+++ Raw records +++
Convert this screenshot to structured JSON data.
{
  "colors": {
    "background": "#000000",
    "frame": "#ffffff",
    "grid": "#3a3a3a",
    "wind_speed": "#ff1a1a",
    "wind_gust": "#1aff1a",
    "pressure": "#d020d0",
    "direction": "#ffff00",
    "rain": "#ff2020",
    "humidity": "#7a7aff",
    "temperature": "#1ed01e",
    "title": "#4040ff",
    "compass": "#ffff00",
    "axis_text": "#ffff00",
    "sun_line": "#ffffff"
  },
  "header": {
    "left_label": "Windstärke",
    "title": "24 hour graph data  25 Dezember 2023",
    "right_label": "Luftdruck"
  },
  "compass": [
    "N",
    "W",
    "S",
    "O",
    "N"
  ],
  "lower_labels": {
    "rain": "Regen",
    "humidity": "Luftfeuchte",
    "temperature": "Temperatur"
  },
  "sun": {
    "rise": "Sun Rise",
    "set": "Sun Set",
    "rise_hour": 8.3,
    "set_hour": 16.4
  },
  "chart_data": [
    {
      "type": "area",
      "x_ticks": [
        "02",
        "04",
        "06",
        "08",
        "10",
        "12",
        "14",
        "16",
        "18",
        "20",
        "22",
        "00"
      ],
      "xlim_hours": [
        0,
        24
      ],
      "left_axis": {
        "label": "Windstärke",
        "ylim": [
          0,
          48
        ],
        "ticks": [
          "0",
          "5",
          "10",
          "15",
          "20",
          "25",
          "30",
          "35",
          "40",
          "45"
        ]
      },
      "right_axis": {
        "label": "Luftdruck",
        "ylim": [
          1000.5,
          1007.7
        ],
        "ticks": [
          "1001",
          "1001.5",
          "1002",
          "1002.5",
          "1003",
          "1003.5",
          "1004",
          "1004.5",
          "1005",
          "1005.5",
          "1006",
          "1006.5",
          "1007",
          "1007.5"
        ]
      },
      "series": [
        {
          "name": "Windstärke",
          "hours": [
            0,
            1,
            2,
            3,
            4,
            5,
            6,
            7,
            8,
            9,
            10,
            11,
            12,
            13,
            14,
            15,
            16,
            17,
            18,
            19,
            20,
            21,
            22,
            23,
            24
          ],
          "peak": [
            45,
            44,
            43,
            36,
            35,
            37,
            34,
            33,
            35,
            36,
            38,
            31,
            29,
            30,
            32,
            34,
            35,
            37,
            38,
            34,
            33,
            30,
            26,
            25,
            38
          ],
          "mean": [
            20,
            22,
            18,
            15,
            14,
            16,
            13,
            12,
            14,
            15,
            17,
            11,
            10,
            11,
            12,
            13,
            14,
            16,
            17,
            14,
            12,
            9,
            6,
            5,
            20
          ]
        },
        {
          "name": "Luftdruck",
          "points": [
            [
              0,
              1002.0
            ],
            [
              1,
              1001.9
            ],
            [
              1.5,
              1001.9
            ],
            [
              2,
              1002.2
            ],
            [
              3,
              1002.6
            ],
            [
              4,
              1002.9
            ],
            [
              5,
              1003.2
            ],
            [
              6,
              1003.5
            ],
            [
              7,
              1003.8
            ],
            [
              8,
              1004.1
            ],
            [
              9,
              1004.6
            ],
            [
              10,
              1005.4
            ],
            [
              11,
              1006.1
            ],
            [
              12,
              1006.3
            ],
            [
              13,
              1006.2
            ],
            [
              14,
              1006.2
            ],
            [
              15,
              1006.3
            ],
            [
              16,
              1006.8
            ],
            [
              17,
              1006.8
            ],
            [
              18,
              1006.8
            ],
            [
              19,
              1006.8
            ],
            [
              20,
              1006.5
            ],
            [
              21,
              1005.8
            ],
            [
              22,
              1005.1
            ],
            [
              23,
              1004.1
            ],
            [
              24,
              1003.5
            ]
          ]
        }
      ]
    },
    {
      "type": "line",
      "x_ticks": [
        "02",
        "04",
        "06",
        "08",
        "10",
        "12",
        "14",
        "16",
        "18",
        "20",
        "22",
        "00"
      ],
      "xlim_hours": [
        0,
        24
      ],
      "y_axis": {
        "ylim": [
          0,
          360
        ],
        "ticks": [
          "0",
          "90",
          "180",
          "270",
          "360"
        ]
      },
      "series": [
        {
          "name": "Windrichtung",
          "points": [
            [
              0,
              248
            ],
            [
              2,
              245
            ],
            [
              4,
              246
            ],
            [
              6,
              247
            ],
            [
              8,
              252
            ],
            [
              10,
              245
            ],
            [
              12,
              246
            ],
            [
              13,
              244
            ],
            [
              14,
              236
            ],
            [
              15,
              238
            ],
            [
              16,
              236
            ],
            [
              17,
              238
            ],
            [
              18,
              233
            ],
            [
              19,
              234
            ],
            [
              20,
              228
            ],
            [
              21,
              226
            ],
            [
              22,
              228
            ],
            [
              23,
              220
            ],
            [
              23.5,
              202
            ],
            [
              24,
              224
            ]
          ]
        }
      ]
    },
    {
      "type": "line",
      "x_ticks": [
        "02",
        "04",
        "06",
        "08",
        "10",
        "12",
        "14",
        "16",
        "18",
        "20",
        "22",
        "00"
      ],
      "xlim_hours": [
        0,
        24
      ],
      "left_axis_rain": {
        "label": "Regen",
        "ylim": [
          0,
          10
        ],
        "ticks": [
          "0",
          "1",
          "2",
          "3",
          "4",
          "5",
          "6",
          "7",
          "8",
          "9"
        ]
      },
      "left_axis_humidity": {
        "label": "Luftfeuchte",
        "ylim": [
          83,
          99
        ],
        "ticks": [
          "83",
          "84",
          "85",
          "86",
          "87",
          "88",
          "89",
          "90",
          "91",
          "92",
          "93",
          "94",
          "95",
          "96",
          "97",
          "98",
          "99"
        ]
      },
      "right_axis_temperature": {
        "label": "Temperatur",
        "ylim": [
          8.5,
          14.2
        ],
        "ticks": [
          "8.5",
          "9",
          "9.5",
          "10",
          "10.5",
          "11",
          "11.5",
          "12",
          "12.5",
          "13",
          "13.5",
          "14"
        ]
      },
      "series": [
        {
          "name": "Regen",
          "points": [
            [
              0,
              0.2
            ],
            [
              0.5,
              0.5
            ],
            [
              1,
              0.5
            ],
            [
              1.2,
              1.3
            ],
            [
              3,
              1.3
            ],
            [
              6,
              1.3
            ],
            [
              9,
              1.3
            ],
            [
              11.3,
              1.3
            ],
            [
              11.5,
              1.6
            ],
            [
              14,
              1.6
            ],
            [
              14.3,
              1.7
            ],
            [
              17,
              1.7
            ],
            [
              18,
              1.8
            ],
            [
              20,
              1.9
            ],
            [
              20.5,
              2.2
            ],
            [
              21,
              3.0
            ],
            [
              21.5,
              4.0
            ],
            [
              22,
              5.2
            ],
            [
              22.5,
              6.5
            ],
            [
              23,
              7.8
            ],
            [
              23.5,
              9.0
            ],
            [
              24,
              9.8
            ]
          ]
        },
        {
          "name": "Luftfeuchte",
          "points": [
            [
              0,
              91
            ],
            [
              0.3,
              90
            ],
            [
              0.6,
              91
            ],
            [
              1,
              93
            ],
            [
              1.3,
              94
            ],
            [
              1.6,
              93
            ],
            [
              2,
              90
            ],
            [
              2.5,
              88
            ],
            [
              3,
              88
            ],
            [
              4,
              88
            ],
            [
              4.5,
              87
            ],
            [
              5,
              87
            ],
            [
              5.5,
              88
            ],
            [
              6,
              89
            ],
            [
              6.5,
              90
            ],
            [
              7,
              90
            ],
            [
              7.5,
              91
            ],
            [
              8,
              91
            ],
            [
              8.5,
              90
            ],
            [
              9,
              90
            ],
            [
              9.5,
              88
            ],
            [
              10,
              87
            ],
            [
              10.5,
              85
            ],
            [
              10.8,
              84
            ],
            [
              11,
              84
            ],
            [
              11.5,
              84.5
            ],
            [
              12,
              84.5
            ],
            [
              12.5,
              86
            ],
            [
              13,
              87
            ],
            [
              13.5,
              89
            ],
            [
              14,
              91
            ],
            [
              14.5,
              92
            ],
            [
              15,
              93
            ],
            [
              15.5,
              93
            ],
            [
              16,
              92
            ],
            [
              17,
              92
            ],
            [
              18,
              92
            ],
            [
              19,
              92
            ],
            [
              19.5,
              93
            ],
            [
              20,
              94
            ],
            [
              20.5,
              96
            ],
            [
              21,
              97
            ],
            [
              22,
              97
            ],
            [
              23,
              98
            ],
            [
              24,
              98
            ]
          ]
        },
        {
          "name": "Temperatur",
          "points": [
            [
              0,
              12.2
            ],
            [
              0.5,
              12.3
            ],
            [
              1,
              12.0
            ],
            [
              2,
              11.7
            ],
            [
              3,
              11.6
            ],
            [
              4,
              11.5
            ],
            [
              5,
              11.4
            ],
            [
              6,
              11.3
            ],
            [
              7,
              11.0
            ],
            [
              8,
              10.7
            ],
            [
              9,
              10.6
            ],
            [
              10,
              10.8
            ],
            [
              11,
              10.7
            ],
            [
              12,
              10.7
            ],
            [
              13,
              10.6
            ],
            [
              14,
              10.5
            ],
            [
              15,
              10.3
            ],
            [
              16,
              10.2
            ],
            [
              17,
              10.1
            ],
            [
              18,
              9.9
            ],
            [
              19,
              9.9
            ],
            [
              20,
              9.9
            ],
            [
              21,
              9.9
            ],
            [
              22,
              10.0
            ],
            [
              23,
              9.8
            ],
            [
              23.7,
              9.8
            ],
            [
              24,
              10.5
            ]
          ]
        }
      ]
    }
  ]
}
+++
Where a line of the material above holds the string "Windstärke", copy that line.

Result:
    "left_label": "Windstärke",
        "label": "Windstärke",
          "name": "Windstärke",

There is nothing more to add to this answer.